## INSTRUCTIONS TO FOLLOW
Find each line with the word "Energy" and copy it.

· · · · · · ·

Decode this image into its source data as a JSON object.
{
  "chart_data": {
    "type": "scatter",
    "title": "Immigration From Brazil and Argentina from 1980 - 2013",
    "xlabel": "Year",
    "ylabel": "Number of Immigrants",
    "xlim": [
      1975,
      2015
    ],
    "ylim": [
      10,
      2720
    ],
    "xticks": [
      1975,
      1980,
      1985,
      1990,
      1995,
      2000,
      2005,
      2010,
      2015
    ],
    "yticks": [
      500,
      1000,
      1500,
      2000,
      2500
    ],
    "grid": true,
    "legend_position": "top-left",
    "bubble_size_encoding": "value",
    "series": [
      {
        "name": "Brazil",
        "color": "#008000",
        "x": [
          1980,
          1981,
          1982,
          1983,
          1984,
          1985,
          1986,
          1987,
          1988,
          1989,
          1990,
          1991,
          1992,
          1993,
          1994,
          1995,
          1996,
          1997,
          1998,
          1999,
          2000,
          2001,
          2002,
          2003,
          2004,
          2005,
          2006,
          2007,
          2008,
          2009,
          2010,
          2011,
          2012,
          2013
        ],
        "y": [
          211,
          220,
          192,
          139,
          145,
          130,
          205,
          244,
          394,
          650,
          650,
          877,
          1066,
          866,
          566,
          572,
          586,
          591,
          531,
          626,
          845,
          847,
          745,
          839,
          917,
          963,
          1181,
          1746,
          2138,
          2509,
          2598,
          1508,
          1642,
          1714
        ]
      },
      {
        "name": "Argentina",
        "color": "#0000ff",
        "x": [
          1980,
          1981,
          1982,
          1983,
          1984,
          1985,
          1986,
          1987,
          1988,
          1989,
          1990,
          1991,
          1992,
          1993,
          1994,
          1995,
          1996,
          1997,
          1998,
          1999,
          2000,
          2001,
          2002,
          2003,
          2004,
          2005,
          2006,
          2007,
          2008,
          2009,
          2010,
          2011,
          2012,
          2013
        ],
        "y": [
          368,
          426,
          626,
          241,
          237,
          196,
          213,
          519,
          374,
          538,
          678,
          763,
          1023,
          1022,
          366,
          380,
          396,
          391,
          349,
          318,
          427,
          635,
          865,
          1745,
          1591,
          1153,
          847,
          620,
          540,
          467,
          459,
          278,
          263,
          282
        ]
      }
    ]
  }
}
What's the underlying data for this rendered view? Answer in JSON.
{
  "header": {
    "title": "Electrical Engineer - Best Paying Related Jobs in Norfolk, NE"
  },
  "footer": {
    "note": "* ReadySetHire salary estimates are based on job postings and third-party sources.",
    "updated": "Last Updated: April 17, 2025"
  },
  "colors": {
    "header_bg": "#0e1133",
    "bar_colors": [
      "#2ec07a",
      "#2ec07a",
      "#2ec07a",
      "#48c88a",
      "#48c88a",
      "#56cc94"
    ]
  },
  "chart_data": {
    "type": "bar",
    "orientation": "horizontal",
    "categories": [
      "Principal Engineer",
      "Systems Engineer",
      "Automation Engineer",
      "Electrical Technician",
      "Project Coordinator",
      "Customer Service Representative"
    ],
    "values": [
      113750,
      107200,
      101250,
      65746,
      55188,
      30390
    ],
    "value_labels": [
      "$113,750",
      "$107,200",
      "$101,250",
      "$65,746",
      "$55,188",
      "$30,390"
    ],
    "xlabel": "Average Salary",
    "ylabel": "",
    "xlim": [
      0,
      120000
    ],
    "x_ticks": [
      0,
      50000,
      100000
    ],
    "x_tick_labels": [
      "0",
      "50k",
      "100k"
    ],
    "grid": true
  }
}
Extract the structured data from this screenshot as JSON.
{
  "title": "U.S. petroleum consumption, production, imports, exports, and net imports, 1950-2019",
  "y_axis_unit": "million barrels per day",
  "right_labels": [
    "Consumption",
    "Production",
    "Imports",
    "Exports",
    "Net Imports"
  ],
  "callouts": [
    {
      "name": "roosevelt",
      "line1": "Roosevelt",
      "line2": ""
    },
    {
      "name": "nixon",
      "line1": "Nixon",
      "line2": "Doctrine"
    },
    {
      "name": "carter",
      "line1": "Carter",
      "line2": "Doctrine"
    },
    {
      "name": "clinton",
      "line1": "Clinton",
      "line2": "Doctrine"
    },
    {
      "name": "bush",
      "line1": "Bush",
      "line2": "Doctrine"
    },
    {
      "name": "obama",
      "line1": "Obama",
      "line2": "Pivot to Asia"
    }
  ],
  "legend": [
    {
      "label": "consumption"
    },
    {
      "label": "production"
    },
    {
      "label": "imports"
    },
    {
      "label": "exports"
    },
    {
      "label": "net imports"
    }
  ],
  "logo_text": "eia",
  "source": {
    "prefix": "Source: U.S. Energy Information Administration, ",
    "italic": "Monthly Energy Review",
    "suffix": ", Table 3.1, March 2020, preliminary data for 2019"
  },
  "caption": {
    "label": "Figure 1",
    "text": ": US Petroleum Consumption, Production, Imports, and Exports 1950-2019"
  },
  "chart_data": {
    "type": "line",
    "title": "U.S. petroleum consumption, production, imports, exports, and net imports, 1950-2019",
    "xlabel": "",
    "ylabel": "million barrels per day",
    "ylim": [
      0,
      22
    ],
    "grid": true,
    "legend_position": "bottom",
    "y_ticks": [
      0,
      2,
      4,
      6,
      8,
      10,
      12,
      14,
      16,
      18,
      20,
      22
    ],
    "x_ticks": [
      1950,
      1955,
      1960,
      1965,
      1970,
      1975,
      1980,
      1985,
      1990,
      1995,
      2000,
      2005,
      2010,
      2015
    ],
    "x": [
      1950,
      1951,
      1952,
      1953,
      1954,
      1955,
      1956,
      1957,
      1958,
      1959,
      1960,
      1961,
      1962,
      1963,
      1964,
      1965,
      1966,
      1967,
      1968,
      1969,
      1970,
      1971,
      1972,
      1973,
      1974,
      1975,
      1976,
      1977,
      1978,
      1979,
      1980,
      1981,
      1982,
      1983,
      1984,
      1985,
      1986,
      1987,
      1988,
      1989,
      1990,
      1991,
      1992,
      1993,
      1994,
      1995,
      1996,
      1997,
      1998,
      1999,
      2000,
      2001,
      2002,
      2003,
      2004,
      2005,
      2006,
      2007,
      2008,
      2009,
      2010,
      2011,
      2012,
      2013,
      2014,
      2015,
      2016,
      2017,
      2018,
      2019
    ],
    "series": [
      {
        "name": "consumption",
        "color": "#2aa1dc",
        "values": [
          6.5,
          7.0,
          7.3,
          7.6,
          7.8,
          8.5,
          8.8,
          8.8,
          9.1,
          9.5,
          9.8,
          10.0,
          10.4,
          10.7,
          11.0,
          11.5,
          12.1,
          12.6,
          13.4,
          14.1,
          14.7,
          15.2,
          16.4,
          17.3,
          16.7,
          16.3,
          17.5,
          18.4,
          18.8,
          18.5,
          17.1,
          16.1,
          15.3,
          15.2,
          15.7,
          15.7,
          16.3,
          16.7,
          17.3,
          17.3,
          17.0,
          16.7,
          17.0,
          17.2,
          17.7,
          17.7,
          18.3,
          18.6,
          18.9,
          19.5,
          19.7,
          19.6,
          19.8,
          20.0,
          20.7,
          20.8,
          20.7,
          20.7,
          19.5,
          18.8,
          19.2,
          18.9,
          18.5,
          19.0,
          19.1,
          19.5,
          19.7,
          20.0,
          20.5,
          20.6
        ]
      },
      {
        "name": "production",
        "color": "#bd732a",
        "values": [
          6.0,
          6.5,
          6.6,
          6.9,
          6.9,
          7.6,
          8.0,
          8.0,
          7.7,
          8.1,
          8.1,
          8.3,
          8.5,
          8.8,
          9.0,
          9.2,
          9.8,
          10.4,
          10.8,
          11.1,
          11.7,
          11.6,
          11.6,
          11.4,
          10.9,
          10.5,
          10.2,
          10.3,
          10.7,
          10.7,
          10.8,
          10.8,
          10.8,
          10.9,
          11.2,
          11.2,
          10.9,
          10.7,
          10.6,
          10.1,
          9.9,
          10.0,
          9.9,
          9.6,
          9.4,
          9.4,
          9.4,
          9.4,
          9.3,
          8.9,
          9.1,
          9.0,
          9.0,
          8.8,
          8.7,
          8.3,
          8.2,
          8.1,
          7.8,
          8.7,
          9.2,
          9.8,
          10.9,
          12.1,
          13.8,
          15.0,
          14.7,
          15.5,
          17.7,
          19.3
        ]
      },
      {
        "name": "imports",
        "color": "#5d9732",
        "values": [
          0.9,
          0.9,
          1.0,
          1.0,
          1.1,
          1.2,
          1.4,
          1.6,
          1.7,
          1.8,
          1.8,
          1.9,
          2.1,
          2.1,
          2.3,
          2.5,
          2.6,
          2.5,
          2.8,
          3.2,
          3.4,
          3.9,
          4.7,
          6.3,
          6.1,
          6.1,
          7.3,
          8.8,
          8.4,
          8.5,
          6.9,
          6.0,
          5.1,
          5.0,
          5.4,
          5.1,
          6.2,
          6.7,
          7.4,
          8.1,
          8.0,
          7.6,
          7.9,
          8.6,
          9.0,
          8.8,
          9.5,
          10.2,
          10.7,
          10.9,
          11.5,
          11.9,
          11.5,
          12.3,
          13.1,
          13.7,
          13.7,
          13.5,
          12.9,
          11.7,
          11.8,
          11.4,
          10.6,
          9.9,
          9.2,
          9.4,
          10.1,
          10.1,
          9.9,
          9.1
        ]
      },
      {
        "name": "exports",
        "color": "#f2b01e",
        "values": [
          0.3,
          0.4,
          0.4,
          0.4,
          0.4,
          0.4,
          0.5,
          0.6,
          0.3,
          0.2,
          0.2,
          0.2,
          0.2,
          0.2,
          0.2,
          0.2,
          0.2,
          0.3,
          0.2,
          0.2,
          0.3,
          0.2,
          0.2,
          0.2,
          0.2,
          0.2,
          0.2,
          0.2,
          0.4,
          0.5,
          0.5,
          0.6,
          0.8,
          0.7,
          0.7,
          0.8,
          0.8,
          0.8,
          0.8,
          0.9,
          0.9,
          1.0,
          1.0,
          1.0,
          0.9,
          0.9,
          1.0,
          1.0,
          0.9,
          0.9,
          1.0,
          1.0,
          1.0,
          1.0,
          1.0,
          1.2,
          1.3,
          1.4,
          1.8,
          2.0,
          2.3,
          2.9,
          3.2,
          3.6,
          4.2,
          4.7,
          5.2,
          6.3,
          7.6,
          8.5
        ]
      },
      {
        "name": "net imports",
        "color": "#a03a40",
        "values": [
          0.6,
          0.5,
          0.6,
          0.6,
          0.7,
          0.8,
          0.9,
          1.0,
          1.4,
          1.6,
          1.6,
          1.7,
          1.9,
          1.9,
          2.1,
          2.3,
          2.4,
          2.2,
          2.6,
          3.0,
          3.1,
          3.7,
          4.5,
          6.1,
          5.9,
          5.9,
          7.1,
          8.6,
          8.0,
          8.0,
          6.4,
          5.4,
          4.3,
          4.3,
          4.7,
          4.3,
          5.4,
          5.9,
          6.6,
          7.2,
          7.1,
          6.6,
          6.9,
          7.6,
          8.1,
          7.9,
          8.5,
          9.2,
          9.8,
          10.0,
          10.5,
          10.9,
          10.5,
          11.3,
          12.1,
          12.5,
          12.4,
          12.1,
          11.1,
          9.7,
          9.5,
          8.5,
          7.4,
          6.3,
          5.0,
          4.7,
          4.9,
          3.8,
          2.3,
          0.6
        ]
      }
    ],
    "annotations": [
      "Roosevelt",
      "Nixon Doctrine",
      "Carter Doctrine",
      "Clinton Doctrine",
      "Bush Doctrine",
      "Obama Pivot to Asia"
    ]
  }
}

· · · · · · ·

## REPLY TO THE TASK
    "prefix": "Source: U.S. Energy Information Administration, ",
    "italic": "Monthly Energy Review",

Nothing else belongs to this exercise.